__DATASET EXCERPTS__:
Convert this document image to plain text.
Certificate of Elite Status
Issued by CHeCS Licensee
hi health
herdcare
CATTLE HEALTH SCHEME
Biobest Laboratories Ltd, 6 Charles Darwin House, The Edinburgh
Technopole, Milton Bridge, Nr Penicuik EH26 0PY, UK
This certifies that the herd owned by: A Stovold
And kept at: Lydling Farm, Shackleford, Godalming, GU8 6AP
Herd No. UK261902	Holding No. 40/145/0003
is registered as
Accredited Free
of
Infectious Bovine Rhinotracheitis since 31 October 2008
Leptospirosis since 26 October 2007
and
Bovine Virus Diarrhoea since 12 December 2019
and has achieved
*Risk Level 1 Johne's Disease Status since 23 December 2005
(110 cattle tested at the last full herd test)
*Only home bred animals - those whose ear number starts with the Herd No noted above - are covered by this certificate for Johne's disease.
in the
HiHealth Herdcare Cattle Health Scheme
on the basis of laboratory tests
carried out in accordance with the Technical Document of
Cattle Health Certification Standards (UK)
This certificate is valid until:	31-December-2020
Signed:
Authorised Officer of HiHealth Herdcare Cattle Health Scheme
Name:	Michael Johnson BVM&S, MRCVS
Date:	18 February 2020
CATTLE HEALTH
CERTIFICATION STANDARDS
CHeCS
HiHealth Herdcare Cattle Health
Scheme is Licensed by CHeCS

__PROMPT__: Output each line of the listing above that has "Johne".

__WRITTEN SOLUTION__:
*Risk Level 1 Johne's Disease Status since 23 December 2005
*Only home bred animals - those whose ear number starts with the Herd No noted above - are covered by this certificate for Johne's disease.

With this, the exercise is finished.